Without changing anything, set down every line shown below.

────────────────

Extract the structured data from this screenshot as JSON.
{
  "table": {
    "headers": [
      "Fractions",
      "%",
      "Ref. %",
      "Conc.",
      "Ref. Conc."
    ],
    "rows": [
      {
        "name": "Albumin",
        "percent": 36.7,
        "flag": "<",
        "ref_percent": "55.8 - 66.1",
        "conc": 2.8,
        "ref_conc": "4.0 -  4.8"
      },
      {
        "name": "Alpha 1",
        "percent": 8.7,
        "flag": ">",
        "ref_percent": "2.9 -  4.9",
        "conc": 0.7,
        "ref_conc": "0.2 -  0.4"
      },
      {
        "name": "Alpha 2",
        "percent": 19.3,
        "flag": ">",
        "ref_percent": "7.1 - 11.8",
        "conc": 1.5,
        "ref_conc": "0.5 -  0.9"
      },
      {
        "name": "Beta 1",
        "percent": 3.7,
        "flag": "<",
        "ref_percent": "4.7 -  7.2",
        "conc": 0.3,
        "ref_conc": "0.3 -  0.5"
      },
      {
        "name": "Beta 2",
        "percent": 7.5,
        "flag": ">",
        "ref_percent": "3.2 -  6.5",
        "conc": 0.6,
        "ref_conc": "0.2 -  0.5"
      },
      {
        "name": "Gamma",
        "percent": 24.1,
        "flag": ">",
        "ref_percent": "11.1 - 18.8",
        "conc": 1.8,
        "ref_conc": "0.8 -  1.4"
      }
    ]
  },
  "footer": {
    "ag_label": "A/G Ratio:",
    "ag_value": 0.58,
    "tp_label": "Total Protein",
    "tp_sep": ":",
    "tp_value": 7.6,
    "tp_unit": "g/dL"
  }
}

────────────────

## Your solution:
Extract the structured data from this screenshot as JSON.
{
  "table": {
    "headers": [
      "Fractions",
      "%",
      "Ref. %",
      "Conc.",
      "Ref. Conc."
    ],
    "rows": [
      {
        "name": "Albumin",
        "percent": 36.7,
        "flag": "<",
        "ref_percent": "55.8 - 66.1",
        "conc": 2.8,
        "ref_conc": "4.0 -  4.8"
      },
      {
        "name": "Alpha 1",
        "percent": 8.7,
        "flag": ">",
        "ref_percent": "2.9 -  4.9",
        "conc": 0.7,
        "ref_conc": "0.2 -  0.4"
      },
      {
        "name": "Alpha 2",
        "percent": 19.3,
        "flag": ">",
        "ref_percent": "7.1 - 11.8",
        "conc": 1.5,
        "ref_conc": "0.5 -  0.9"
      },
      {
        "name": "Beta 1",
        "percent": 3.7,
        "flag": "<",
        "ref_percent": "4.7 -  7.2",
        "conc": 0.3,
        "ref_conc": "0.3 -  0.5"
      },
      {
        "name": "Beta 2",
        "percent": 7.5,
        "flag": ">",
        "ref_percent": "3.2 -  6.5",
        "conc": 0.6,
        "ref_conc": "0.2 -  0.5"
      },
      {
        "name": "Gamma",
        "percent": 24.1,
        "flag": ">",
        "ref_percent": "11.1 - 18.8",
        "conc": 1.8,
        "ref_conc": "0.8 -  1.4"
      }
    ]
  },
  "footer": {
    "ag_label": "A/G Ratio:",
    "ag_value": 0.58,
    "tp_label": "Total Protein",
    "tp_sep": ":",
    "tp_value": 7.6,
    "tp_unit": "g/dL"
  }
}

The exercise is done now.